*Aim*. Repeat each line of the material exactly.

*Records to use*.
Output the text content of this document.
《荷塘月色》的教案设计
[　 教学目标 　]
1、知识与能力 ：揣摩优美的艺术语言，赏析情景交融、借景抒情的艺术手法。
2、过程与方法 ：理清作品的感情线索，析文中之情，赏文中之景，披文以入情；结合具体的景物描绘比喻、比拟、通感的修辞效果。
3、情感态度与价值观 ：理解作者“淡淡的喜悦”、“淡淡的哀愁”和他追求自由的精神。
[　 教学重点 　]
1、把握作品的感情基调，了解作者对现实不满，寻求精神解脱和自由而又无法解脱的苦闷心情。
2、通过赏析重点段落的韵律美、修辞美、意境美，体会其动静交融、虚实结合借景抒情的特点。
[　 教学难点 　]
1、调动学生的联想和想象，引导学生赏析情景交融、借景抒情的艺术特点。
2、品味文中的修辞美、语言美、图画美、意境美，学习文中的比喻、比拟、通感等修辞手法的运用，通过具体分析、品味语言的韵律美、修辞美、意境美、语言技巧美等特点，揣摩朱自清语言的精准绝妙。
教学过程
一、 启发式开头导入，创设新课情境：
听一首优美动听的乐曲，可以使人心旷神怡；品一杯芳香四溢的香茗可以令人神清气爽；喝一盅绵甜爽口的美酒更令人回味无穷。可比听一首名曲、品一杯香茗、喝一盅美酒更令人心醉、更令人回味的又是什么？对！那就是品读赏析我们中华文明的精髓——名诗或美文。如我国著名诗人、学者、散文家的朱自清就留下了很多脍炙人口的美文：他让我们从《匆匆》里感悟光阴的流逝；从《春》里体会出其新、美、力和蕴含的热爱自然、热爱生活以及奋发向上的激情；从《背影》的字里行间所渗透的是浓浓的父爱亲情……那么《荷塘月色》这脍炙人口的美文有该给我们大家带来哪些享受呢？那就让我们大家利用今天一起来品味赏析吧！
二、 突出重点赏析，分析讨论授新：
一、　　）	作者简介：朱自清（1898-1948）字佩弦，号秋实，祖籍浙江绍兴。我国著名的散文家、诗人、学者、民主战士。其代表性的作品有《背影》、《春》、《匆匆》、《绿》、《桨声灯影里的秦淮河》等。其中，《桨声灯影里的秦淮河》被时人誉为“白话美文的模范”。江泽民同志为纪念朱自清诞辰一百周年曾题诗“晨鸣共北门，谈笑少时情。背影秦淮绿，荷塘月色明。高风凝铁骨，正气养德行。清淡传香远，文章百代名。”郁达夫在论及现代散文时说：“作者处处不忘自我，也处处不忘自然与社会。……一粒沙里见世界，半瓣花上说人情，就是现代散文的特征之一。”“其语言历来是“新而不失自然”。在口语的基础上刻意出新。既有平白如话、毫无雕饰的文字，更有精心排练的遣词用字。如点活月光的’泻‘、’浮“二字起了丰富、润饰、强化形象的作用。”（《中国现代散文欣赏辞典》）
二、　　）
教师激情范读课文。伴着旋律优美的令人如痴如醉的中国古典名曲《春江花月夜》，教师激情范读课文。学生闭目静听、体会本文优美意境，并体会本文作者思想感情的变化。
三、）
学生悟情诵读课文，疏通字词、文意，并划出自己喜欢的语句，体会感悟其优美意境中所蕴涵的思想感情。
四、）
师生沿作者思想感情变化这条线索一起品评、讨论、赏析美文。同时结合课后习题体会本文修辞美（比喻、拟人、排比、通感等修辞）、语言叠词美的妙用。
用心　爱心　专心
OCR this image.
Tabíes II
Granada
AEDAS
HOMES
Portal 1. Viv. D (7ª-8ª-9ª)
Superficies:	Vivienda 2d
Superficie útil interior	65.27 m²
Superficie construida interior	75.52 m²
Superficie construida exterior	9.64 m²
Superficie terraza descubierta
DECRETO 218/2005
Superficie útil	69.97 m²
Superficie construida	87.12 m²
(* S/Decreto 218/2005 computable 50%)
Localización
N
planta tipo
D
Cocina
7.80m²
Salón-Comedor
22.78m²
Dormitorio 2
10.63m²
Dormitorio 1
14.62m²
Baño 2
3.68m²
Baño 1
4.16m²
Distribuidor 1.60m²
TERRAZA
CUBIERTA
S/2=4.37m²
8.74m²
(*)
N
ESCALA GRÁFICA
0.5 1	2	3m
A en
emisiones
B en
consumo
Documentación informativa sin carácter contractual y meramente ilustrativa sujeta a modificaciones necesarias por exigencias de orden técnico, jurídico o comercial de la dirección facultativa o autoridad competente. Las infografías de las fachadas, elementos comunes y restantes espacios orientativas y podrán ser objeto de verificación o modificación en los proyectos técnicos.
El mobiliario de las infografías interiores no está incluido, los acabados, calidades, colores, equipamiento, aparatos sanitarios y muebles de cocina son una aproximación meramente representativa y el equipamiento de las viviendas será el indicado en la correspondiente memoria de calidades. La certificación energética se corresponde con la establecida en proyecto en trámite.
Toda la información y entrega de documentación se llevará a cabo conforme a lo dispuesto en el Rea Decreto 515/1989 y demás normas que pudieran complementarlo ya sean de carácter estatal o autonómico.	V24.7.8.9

*Output*.
Output the text content of this document.
《荷塘月色》的教案设计
[　 教学目标 　]
1、知识与能力 ：揣摩优美的艺术语言，赏析情景交融、借景抒情的艺术手法。
2、过程与方法 ：理清作品的感情线索，析文中之情，赏文中之景，披文以入情；结合具体的景物描绘比喻、比拟、通感的修辞效果。
3、情感态度与价值观 ：理解作者“淡淡的喜悦”、“淡淡的哀愁”和他追求自由的精神。
[　 教学重点 　]
1、把握作品的感情基调，了解作者对现实不满，寻求精神解脱和自由而又无法解脱的苦闷心情。
2、通过赏析重点段落的韵律美、修辞美、意境美，体会其动静交融、虚实结合借景抒情的特点。
[　 教学难点 　]
1、调动学生的联想和想象，引导学生赏析情景交融、借景抒情的艺术特点。
2、品味文中的修辞美、语言美、图画美、意境美，学习文中的比喻、比拟、通感等修辞手法的运用，通过具体分析、品味语言的韵律美、修辞美、意境美、语言技巧美等特点，揣摩朱自清语言的精准绝妙。
教学过程
一、 启发式开头导入，创设新课情境：
听一首优美动听的乐曲，可以使人心旷神怡；品一杯芳香四溢的香茗可以令人神清气爽；喝一盅绵甜爽口的美酒更令人回味无穷。可比听一首名曲、品一杯香茗、喝一盅美酒更令人心醉、更令人回味的又是什么？对！那就是品读赏析我们中华文明的精髓——名诗或美文。如我国著名诗人、学者、散文家的朱自清就留下了很多脍炙人口的美文：他让我们从《匆匆》里感悟光阴的流逝；从《春》里体会出其新、美、力和蕴含的热爱自然、热爱生活以及奋发向上的激情；从《背影》的字里行间所渗透的是浓浓的父爱亲情……那么《荷塘月色》这脍炙人口的美文有该给我们大家带来哪些享受呢？那就让我们大家利用今天一起来品味赏析吧！
二、 突出重点赏析，分析讨论授新：
一、　　）	作者简介：朱自清（1898-1948）字佩弦，号秋实，祖籍浙江绍兴。我国著名的散文家、诗人、学者、民主战士。其代表性的作品有《背影》、《春》、《匆匆》、《绿》、《桨声灯影里的秦淮河》等。其中，《桨声灯影里的秦淮河》被时人誉为“白话美文的模范”。江泽民同志为纪念朱自清诞辰一百周年曾题诗“晨鸣共北门，谈笑少时情。背影秦淮绿，荷塘月色明。高风凝铁骨，正气养德行。清淡传香远，文章百代名。”郁达夫在论及现代散文时说：“作者处处不忘自我，也处处不忘自然与社会。……一粒沙里见世界，半瓣花上说人情，就是现代散文的特征之一。”“其语言历来是“新而不失自然”。在口语的基础上刻意出新。既有平白如话、毫无雕饰的文字，更有精心排练的遣词用字。如点活月光的’泻‘、’浮“二字起了丰富、润饰、强化形象的作用。”（《中国现代散文欣赏辞典》）
二、　　）
教师激情范读课文。伴着旋律优美的令人如痴如醉的中国古典名曲《春江花月夜》，教师激情范读课文。学生闭目静听、体会本文优美意境，并体会本文作者思想感情的变化。
三、）
学生悟情诵读课文，疏通字词、文意，并划出自己喜欢的语句，体会感悟其优美意境中所蕴涵的思想感情。
四、）
师生沿作者思想感情变化这条线索一起品评、讨论、赏析美文。同时结合课后习题体会本文修辞美（比喻、拟人、排比、通感等修辞）、语言叠词美的妙用。
用心　爱心　专心
OCR this image.
Tabíes II
Granada
AEDAS
HOMES
Portal 1. Viv. D (7ª-8ª-9ª)
Superficies:	Vivienda 2d
Superficie útil interior	65.27 m²
Superficie construida interior	75.52 m²
Superficie construida exterior	9.64 m²
Superficie terraza descubierta
DECRETO 218/2005
Superficie útil	69.97 m²
Superficie construida	87.12 m²
(* S/Decreto 218/2005 computable 50%)
Localización
N
planta tipo
D
Cocina
7.80m²
Salón-Comedor
22.78m²
Dormitorio 2
10.63m²
Dormitorio 1
14.62m²
Baño 2
3.68m²
Baño 1
4.16m²
Distribuidor 1.60m²
TERRAZA
CUBIERTA
S/2=4.37m²
8.74m²
(*)
N
ESCALA GRÁFICA
0.5 1	2	3m
A en
emisiones
B en
consumo
Documentación informativa sin carácter contractual y meramente ilustrativa sujeta a modificaciones necesarias por exigencias de orden técnico, jurídico o comercial de la dirección facultativa o autoridad competente. Las infografías de las fachadas, elementos comunes y restantes espacios orientativas y podrán ser objeto de verificación o modificación en los proyectos técnicos.
El mobiliario de las infografías interiores no está incluido, los acabados, calidades, colores, equipamiento, aparatos sanitarios y muebles de cocina son una aproximación meramente representativa y el equipamiento de las viviendas será el indicado en la correspondiente memoria de calidades. La certificación energética se corresponde con la establecida en proyecto en trámite.
Toda la información y entrega de documentación se llevará a cabo conforme a lo dispuesto en el Rea Decreto 515/1989 y demás normas que pudieran complementarlo ya sean de carácter estatal o autonómico.	V24.7.8.9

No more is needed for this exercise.